### Task:
Take each line containing the word "name" and copy it.

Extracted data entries
****

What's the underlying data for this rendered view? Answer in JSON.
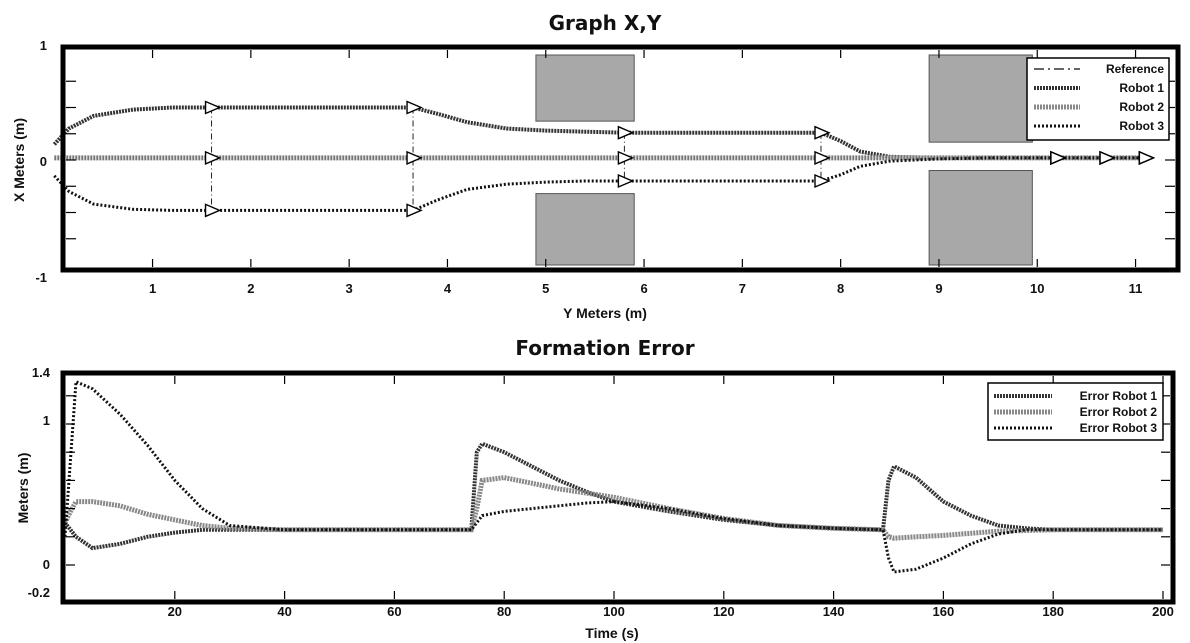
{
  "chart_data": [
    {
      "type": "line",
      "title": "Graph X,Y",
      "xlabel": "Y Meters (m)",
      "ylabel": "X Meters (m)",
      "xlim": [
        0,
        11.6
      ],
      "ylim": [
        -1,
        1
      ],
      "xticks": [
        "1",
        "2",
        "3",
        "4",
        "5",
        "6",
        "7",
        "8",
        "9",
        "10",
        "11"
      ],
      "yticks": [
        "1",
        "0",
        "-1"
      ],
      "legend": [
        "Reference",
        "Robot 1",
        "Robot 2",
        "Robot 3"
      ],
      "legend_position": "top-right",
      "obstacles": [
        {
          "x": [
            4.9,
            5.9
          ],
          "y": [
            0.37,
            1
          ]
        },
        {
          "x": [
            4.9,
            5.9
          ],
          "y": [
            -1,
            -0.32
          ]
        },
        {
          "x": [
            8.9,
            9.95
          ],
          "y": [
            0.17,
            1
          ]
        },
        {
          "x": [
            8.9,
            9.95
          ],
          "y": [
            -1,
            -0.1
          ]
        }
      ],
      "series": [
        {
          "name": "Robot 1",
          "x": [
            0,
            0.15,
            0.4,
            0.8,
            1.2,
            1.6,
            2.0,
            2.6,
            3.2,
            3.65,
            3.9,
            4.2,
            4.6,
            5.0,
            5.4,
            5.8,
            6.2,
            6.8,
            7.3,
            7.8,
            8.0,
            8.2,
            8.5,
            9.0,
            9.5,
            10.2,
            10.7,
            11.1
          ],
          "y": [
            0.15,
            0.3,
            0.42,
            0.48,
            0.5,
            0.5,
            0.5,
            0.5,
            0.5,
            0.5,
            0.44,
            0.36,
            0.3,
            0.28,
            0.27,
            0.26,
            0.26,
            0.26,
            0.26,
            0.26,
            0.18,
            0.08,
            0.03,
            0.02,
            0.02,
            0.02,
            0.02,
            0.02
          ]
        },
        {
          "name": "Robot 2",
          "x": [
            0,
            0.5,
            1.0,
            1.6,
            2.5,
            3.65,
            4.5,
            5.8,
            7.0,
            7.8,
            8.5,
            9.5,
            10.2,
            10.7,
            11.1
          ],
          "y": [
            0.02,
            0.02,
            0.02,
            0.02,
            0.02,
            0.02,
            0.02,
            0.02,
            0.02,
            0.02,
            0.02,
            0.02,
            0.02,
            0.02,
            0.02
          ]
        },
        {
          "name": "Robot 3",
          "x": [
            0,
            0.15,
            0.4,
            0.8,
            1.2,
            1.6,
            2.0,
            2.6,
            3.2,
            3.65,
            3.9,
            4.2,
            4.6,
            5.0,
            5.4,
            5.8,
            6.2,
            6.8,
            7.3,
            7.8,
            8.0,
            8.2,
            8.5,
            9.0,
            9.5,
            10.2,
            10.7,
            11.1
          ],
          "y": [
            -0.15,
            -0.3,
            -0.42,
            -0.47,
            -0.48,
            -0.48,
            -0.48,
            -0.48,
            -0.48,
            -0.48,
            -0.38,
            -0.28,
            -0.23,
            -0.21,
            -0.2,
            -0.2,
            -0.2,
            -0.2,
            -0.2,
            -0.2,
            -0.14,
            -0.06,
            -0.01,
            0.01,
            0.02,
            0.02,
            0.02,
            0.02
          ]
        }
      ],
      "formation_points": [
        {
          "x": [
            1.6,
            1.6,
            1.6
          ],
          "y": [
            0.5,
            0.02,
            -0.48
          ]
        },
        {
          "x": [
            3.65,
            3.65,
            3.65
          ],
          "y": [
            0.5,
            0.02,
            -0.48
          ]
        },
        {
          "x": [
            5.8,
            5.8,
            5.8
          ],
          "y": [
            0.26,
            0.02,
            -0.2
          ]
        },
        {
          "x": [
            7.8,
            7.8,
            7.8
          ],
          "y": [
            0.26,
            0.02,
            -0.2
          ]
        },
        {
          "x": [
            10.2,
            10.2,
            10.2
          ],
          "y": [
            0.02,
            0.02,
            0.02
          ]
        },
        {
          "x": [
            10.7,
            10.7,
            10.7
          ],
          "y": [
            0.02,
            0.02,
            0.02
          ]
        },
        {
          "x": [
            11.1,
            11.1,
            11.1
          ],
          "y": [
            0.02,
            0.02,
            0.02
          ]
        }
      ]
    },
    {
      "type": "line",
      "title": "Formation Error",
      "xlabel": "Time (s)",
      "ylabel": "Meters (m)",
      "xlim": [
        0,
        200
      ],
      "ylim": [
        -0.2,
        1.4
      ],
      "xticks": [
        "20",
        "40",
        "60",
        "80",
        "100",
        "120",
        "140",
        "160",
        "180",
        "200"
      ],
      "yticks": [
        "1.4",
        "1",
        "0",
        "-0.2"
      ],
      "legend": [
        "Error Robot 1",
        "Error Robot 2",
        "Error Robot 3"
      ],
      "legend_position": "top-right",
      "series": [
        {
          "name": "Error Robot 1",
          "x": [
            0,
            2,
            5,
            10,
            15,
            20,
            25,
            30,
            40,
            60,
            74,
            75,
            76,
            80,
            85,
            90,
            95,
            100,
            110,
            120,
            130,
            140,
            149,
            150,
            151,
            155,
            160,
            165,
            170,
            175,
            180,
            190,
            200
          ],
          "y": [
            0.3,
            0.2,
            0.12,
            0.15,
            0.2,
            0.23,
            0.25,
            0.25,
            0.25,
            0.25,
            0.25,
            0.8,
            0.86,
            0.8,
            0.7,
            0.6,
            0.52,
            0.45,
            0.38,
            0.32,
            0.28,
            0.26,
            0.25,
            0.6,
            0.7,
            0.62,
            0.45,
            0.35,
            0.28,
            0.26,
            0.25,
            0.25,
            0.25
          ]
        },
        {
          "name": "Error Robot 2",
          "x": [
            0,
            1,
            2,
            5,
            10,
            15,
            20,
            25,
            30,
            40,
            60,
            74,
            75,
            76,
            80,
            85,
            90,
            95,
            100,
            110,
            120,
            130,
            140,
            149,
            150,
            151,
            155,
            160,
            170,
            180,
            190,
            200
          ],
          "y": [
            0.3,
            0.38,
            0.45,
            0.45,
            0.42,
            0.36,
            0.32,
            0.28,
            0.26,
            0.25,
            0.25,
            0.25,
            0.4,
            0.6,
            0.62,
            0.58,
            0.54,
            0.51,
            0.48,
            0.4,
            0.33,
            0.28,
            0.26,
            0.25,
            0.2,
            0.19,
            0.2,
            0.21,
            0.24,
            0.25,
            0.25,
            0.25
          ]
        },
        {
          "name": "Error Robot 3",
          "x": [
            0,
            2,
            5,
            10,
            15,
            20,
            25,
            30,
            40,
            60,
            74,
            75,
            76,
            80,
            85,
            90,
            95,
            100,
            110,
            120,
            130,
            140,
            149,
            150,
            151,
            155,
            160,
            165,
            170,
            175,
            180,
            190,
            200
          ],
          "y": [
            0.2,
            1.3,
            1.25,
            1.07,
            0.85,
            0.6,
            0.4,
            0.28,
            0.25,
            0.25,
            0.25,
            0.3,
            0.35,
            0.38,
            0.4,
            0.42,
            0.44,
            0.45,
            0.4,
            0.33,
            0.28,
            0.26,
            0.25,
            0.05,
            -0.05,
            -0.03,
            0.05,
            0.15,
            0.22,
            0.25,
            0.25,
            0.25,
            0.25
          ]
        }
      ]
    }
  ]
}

****

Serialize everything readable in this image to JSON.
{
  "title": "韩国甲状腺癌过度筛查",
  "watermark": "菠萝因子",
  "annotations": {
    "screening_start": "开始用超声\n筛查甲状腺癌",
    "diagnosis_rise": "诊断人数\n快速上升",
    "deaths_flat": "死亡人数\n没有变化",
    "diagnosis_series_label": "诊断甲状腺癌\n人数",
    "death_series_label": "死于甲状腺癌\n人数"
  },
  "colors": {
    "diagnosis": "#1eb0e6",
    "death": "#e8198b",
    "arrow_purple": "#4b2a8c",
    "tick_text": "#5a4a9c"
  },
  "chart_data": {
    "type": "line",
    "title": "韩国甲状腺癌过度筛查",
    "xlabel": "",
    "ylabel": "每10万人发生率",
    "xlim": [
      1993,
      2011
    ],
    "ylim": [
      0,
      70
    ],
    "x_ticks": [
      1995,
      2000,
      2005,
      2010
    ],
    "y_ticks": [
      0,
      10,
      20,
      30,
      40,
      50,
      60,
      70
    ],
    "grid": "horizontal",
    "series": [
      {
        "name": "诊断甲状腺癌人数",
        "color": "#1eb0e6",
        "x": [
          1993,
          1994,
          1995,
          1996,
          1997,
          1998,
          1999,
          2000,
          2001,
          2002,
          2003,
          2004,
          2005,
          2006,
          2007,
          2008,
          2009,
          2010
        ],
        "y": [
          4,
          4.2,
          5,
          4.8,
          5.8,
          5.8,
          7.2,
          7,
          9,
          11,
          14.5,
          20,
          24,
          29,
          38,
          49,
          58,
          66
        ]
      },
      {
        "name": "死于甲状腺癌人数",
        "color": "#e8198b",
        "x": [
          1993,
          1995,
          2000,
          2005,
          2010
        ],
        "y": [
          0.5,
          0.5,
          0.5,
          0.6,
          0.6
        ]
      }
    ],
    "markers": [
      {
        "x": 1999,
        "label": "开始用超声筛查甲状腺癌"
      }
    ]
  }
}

****

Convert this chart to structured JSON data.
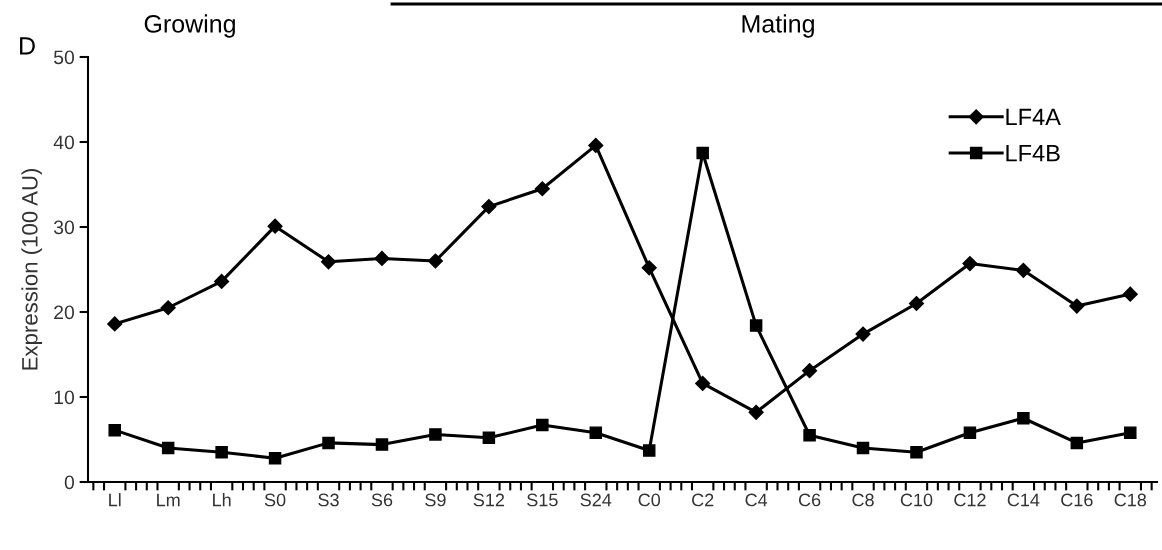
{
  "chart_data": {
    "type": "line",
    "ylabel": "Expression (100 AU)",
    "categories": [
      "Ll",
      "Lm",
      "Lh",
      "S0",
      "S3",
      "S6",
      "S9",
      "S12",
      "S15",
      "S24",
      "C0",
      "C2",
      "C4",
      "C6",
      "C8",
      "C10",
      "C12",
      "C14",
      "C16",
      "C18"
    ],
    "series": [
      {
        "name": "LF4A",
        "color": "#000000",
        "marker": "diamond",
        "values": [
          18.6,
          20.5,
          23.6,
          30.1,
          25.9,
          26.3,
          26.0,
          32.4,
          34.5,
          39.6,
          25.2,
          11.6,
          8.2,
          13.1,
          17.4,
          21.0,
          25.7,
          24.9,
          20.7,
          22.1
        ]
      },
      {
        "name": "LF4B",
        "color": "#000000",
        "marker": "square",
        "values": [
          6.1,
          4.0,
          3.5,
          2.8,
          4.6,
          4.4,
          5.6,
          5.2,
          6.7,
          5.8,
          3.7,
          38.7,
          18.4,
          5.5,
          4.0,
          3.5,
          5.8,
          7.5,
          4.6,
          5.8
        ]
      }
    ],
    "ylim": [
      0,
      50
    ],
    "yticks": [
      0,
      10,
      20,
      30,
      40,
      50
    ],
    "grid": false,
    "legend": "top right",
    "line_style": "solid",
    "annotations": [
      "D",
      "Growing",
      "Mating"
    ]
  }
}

****

### Complete output:
          "name": "Robot 1",
          "name": "Robot 2",
          "name": "Robot 3",
          "name": "Error Robot 1",
          "name": "Error Robot 2",
          "name": "Error Robot 3",
        "name": "诊断甲状腺癌人数",
        "name": "死于甲状腺癌人数",
        "name": "LF4A",
        "name": "LF4B",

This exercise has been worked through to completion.